— Start —

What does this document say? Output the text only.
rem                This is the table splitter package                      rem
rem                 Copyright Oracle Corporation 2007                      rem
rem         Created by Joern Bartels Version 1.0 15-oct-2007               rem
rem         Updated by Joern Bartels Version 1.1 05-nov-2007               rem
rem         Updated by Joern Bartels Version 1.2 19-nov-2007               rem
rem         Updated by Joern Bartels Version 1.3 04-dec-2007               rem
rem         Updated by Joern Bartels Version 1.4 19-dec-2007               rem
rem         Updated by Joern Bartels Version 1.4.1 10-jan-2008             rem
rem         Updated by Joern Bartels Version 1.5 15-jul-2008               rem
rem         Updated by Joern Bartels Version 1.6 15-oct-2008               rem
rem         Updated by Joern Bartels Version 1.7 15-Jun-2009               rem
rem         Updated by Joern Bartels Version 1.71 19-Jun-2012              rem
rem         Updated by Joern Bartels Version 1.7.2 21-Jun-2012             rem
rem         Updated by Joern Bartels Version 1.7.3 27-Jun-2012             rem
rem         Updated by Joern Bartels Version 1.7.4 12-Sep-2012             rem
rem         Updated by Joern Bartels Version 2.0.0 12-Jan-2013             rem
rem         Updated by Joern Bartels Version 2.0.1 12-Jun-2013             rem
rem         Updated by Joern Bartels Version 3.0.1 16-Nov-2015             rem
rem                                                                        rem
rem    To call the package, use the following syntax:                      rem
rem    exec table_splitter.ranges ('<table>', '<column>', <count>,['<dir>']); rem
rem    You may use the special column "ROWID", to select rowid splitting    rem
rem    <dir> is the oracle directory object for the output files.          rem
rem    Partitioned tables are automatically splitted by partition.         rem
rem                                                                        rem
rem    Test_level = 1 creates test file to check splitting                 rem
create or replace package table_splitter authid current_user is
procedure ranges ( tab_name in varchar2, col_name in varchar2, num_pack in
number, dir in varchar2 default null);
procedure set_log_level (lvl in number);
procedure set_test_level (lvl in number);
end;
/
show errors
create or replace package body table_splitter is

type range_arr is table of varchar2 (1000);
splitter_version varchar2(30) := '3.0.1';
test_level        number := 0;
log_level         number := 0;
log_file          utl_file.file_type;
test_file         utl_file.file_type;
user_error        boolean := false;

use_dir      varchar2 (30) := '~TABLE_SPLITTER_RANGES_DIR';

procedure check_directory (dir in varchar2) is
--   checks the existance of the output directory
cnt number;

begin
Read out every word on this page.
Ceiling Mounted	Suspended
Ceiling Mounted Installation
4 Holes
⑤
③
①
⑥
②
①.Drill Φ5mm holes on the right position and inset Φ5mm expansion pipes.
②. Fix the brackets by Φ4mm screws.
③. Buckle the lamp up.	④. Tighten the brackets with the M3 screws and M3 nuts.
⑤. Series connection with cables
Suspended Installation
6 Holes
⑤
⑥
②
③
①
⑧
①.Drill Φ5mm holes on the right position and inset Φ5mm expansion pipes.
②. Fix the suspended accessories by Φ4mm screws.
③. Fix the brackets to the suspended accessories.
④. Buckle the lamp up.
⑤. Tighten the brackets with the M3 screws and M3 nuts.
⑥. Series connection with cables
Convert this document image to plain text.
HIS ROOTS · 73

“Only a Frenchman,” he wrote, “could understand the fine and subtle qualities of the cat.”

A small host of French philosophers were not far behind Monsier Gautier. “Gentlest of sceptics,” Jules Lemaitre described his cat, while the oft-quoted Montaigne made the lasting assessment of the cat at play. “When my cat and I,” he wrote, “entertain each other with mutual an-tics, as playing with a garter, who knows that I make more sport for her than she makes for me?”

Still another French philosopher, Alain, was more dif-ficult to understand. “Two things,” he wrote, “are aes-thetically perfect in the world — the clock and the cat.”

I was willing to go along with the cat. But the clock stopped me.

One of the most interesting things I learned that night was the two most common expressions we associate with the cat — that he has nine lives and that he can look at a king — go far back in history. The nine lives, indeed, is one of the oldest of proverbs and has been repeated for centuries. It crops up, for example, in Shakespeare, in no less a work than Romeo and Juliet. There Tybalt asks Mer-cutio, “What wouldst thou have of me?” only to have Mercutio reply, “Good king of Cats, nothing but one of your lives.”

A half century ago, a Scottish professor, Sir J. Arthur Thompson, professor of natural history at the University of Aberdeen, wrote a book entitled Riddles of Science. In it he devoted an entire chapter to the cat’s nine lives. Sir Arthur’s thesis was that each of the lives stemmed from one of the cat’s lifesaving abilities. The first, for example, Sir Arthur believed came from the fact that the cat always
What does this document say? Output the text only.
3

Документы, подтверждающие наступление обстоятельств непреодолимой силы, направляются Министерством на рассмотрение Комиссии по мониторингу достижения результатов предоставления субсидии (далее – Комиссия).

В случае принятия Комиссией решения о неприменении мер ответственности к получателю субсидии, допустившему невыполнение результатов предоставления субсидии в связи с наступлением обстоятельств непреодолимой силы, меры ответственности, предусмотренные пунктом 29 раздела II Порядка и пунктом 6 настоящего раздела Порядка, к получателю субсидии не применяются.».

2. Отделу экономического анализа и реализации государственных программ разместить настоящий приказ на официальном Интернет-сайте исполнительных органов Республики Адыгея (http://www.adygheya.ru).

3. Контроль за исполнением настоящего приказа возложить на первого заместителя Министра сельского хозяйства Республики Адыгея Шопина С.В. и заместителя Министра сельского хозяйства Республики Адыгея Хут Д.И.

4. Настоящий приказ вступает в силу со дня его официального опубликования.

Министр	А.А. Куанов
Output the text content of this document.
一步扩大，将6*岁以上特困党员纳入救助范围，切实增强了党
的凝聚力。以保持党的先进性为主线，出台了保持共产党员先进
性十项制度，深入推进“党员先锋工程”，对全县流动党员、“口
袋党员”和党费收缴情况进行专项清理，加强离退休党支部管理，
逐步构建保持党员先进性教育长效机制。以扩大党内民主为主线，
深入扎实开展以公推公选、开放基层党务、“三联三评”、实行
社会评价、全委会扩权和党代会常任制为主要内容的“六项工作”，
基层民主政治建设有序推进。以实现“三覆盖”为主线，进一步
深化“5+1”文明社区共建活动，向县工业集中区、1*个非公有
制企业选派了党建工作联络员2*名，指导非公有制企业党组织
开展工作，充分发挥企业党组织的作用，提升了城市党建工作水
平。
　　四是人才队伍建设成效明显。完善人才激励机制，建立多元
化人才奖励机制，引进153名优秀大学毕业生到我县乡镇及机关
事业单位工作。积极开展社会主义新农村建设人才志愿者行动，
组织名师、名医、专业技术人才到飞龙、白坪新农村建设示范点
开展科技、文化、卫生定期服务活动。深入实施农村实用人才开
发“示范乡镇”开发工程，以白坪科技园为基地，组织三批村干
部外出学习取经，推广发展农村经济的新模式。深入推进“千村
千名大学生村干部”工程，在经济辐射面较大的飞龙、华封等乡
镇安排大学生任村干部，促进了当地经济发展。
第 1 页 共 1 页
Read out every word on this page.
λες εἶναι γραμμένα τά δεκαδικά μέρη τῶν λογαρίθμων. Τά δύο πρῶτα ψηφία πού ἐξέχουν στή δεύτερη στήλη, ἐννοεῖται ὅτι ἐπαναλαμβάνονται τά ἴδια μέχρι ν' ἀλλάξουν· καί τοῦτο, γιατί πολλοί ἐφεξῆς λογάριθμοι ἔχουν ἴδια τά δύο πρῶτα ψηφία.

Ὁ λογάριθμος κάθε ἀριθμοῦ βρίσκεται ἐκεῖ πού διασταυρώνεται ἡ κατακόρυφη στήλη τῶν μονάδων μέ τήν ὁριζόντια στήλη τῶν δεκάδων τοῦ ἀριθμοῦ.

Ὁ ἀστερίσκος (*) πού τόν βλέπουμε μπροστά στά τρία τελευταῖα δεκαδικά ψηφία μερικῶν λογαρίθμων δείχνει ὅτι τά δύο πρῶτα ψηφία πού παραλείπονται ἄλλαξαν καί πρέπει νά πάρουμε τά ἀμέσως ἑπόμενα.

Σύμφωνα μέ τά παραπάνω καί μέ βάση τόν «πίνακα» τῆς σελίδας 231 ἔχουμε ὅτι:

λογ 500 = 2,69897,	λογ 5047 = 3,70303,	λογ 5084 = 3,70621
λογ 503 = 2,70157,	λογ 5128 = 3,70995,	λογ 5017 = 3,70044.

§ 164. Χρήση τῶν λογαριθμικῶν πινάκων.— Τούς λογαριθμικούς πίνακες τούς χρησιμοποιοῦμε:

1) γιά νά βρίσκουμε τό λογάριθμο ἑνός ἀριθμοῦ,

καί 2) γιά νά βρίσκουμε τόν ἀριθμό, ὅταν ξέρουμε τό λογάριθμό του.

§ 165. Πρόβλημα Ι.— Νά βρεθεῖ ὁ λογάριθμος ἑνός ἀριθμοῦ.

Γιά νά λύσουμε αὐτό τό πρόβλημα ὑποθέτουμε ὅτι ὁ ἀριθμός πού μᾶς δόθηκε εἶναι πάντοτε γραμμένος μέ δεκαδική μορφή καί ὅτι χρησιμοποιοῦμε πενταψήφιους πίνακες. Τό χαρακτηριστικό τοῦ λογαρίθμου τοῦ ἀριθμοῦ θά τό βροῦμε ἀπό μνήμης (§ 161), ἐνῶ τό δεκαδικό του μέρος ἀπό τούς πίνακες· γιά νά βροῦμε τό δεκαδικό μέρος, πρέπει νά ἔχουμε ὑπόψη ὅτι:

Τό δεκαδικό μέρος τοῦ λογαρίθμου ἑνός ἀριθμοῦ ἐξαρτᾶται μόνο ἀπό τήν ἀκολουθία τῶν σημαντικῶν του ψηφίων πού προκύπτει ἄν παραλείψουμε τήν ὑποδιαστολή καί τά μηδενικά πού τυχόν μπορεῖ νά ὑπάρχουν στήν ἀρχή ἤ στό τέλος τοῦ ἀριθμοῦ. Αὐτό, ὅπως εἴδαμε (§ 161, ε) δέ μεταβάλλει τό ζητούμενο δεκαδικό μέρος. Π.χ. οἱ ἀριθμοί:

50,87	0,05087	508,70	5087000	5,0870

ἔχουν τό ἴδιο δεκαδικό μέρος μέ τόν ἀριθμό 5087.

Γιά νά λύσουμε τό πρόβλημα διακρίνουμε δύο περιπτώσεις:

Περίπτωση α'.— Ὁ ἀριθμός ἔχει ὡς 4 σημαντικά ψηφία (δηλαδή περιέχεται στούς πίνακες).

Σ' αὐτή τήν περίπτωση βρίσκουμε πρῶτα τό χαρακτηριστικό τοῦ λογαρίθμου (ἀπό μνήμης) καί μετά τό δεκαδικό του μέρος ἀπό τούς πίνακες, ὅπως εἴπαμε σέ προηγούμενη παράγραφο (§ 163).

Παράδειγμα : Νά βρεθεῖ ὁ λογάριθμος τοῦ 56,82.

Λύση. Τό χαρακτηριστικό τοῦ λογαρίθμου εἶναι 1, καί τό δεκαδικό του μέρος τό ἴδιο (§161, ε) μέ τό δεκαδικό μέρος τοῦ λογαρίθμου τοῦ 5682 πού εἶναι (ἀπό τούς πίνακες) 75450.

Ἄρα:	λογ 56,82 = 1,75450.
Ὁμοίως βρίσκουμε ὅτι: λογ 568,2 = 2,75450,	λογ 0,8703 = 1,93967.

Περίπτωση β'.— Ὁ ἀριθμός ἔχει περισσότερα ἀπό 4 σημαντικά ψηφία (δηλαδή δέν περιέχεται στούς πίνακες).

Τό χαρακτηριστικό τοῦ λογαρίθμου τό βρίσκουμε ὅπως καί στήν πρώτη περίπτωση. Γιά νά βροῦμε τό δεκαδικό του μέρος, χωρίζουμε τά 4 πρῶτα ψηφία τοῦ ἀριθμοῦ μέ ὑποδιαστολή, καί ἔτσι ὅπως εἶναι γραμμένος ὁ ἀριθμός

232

— End —

[TASK DIRECTIONS] Identify every line where the string "brackets" appears.

[ANSWER FOR THIS EXERCISE]
②. Fix the brackets by Φ4mm screws.
③. Buckle the lamp up.	④. Tighten the brackets with the M3 screws and M3 nuts.
③. Fix the brackets to the suspended accessories.
⑤. Tighten the brackets with the M3 screws and M3 nuts.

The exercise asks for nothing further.